§ Dataset entries
────────────────
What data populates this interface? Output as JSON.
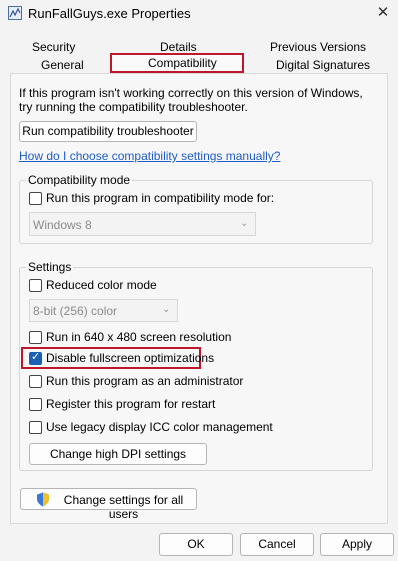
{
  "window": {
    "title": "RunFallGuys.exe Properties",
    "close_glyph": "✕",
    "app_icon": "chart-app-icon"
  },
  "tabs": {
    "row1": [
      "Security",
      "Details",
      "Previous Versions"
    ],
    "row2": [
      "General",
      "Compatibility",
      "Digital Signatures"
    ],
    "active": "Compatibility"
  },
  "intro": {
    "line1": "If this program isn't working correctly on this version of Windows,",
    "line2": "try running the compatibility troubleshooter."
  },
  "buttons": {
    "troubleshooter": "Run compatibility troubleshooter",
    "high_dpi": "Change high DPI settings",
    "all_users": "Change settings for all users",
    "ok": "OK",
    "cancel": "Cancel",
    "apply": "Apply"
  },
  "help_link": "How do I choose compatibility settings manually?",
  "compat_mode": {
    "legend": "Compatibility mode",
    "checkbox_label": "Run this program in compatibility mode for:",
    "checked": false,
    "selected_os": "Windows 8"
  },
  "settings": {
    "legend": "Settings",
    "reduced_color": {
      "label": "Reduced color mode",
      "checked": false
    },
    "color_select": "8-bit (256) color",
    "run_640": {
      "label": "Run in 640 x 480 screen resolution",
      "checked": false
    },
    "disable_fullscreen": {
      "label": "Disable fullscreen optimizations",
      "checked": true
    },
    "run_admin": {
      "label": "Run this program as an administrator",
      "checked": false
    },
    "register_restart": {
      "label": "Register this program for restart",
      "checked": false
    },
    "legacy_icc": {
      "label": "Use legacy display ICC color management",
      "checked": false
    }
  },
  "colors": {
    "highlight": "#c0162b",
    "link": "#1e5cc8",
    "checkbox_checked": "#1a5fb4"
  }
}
────────────────
§ What you need to do
Transcribe the listing in full. Omit the pictures and keep every line exact.

§ Task solution
What data populates this interface? Output as JSON.
{
  "window": {
    "title": "RunFallGuys.exe Properties",
    "close_glyph": "✕",
    "app_icon": "chart-app-icon"
  },
  "tabs": {
    "row1": [
      "Security",
      "Details",
      "Previous Versions"
    ],
    "row2": [
      "General",
      "Compatibility",
      "Digital Signatures"
    ],
    "active": "Compatibility"
  },
  "intro": {
    "line1": "If this program isn't working correctly on this version of Windows,",
    "line2": "try running the compatibility troubleshooter."
  },
  "buttons": {
    "troubleshooter": "Run compatibility troubleshooter",
    "high_dpi": "Change high DPI settings",
    "all_users": "Change settings for all users",
    "ok": "OK",
    "cancel": "Cancel",
    "apply": "Apply"
  },
  "help_link": "How do I choose compatibility settings manually?",
  "compat_mode": {
    "legend": "Compatibility mode",
    "checkbox_label": "Run this program in compatibility mode for:",
    "checked": false,
    "selected_os": "Windows 8"
  },
  "settings": {
    "legend": "Settings",
    "reduced_color": {
      "label": "Reduced color mode",
      "checked": false
    },
    "color_select": "8-bit (256) color",
    "run_640": {
      "label": "Run in 640 x 480 screen resolution",
      "checked": false
    },
    "disable_fullscreen": {
      "label": "Disable fullscreen optimizations",
      "checked": true
    },
    "run_admin": {
      "label": "Run this program as an administrator",
      "checked": false
    },
    "register_restart": {
      "label": "Register this program for restart",
      "checked": false
    },
    "legacy_icc": {
      "label": "Use legacy display ICC color management",
      "checked": false
    }
  },
  "colors": {
    "highlight": "#c0162b",
    "link": "#1e5cc8",
    "checkbox_checked": "#1a5fb4"
  }
}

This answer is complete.